-- WHAT YOU SHOULD DO --
Collect every line below that contains the word "into".

-- INPUT ROWS --
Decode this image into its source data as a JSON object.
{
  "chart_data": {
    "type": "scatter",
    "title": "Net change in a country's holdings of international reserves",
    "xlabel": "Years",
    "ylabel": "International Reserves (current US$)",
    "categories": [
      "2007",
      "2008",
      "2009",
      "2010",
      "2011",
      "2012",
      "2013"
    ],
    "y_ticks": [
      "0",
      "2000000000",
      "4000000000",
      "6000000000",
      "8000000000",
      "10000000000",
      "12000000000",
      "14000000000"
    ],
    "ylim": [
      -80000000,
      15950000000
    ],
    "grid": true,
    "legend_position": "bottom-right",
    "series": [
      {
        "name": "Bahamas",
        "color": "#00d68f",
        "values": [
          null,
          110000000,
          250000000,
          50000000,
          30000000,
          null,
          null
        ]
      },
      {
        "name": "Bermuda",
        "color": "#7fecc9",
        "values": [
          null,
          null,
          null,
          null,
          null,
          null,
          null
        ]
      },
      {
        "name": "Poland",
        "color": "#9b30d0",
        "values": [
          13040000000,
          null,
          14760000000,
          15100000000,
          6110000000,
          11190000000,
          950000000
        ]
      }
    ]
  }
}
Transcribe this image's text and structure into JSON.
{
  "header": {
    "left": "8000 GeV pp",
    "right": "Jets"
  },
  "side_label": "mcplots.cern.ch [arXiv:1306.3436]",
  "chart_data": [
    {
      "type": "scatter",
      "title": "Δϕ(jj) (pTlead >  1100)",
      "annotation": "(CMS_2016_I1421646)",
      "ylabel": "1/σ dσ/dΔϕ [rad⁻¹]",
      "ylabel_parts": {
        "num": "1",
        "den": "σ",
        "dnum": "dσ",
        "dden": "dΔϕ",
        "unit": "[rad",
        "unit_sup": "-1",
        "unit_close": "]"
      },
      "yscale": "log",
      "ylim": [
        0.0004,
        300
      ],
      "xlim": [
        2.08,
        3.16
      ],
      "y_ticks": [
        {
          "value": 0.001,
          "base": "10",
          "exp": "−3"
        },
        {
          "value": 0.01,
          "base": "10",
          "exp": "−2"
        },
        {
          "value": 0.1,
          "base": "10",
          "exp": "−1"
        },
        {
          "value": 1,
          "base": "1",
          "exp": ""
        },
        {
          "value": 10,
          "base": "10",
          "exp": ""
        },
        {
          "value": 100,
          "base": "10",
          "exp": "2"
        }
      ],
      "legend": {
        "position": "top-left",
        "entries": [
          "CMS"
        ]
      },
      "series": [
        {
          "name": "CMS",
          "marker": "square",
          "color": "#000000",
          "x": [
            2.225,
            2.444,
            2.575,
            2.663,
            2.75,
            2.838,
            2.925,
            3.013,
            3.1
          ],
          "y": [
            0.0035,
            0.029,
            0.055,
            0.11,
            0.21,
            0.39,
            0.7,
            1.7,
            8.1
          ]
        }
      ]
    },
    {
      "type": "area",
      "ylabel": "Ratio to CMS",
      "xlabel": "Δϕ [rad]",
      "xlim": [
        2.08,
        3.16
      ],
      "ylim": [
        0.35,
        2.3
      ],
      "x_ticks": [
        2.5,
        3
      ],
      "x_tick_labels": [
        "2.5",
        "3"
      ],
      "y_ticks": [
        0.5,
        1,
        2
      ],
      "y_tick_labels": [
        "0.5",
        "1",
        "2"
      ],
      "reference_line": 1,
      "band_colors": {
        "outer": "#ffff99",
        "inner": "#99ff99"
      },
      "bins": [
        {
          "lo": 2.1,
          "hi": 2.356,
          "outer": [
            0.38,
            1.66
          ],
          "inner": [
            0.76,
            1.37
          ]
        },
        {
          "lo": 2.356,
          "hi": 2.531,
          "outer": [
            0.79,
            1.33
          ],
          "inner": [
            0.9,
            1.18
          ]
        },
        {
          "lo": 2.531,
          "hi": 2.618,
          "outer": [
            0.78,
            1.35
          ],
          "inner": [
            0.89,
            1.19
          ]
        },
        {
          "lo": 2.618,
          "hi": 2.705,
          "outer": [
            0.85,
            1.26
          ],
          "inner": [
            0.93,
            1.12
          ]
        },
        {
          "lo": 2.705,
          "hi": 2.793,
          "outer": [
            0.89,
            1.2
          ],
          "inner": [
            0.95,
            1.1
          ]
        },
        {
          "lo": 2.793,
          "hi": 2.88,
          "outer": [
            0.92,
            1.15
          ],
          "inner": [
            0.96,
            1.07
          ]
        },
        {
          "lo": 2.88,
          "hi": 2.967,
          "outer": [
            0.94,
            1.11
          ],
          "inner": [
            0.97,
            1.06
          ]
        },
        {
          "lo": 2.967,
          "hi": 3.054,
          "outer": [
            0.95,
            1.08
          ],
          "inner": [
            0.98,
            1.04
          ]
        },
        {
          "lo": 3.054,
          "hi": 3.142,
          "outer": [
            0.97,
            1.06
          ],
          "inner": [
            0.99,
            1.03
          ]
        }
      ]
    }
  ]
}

-- CORRECT RESULT --
Decode this image into its source data as a JSON object.
Transcribe this image's text and structure into JSON.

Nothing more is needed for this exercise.